#### Your instructions:
Check each line of the data for "кредитной" and select those that have it.

====== Working data ======

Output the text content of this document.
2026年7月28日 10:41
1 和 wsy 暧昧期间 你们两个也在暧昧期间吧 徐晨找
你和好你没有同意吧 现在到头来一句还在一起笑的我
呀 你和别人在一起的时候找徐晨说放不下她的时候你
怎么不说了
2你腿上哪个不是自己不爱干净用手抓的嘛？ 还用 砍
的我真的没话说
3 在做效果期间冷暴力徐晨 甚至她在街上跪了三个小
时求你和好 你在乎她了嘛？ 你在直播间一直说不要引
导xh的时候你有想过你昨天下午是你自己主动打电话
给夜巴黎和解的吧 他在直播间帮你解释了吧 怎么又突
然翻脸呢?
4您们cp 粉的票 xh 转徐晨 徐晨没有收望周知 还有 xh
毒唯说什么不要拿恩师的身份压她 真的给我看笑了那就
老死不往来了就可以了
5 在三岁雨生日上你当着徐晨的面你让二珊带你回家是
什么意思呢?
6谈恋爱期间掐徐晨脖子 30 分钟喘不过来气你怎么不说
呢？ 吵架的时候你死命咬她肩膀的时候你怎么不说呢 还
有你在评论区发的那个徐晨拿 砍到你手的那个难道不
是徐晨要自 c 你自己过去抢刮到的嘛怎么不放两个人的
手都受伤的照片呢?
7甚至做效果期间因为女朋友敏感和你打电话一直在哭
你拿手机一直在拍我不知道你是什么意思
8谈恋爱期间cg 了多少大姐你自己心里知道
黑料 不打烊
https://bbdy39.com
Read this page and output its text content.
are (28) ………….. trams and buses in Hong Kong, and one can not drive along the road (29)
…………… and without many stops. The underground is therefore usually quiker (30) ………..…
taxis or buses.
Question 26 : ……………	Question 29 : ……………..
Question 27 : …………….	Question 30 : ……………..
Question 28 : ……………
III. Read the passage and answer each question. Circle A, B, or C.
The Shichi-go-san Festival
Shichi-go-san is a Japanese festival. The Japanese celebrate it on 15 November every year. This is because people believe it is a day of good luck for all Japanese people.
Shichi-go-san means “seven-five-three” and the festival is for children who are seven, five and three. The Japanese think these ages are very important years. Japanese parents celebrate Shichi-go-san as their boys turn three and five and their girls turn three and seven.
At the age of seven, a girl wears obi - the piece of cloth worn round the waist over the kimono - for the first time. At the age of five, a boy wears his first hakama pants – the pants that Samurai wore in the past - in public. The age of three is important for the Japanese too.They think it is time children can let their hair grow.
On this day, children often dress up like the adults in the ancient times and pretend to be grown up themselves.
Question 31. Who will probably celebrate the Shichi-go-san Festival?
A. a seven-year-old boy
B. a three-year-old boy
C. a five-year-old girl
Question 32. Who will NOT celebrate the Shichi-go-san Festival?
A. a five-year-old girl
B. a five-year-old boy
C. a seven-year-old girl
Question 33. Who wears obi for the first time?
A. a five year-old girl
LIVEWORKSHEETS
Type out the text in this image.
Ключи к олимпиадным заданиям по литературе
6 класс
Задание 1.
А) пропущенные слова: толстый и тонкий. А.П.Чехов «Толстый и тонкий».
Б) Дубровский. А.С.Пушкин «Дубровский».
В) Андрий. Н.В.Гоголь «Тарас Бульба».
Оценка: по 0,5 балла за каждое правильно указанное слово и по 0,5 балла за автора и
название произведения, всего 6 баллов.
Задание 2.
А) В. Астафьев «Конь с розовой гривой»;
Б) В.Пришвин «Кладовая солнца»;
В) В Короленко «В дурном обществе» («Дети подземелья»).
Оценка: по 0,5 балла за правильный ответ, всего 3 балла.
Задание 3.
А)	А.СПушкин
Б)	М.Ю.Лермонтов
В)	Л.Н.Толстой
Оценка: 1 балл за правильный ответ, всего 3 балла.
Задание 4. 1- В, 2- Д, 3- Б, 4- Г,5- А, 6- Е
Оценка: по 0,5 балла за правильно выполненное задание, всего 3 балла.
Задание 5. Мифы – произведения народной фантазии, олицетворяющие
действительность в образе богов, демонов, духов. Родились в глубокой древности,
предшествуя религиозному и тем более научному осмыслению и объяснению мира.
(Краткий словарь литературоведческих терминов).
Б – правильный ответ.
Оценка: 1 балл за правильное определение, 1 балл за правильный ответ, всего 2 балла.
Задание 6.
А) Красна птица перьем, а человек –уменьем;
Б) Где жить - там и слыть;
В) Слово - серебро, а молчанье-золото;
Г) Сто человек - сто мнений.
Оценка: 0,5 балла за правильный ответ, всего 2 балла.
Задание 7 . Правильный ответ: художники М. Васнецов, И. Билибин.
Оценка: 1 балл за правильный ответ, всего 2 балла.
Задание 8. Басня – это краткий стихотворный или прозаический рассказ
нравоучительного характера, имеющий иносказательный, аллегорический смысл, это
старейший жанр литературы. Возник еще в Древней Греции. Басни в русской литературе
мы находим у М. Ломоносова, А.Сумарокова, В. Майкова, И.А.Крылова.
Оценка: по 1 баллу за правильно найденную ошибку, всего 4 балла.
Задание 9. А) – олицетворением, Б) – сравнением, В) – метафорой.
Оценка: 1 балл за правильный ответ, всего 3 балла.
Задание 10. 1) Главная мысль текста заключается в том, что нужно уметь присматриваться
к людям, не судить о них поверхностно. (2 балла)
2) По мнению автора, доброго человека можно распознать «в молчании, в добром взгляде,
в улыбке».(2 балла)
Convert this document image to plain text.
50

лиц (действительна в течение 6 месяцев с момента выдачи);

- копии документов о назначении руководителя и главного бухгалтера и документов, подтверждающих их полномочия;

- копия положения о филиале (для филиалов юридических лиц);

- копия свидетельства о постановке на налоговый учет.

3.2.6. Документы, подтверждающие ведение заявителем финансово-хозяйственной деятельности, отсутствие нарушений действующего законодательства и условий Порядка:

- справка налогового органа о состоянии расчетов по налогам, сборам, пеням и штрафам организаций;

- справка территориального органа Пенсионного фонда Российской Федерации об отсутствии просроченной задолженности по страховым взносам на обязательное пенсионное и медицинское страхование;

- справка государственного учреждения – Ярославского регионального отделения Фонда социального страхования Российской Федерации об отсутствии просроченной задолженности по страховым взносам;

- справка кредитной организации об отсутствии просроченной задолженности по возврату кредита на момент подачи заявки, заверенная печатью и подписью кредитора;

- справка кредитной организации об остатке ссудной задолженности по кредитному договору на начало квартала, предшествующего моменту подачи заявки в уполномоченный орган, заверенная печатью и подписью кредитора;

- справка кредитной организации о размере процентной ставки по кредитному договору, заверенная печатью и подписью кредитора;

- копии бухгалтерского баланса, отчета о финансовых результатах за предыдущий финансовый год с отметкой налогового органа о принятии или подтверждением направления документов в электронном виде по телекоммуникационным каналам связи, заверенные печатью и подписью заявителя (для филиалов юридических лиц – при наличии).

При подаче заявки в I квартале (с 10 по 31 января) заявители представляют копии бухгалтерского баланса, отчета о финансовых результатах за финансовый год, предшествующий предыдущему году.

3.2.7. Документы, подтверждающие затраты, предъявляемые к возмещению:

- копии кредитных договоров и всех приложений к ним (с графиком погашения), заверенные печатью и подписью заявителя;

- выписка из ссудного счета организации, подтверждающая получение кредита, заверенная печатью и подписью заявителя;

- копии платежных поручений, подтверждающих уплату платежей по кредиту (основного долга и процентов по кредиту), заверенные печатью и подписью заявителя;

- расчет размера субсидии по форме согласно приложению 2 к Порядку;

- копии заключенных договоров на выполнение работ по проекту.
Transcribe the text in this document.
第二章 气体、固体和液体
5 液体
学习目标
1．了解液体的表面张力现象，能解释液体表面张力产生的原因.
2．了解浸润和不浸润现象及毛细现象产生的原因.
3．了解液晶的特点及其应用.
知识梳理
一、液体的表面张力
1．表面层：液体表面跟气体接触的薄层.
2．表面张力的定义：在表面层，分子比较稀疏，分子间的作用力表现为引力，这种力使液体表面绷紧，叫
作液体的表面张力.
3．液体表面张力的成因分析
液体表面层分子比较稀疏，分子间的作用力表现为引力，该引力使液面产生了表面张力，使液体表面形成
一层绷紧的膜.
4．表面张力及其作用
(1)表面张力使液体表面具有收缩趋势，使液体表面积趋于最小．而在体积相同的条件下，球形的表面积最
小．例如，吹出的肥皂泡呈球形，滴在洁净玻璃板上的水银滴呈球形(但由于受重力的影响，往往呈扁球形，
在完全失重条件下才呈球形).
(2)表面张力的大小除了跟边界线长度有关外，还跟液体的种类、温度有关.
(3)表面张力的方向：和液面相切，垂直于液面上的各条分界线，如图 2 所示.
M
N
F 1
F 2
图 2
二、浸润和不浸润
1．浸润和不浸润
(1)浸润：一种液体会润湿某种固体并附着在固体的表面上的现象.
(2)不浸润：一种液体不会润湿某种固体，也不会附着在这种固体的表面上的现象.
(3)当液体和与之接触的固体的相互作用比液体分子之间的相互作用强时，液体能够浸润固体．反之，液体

======

#### Answer to the problem:
- справка кредитной организации об отсутствии просроченной задолженности по возврату кредита на момент подачи заявки, заверенная печатью и подписью кредитора;
- справка кредитной организации об остатке ссудной задолженности по кредитному договору на начало квартала, предшествующего моменту подачи заявки в уполномоченный орган, заверенная печатью и подписью кредитора;
- справка кредитной организации о размере процентной ставки по кредитному договору, заверенная печатью и подписью кредитора;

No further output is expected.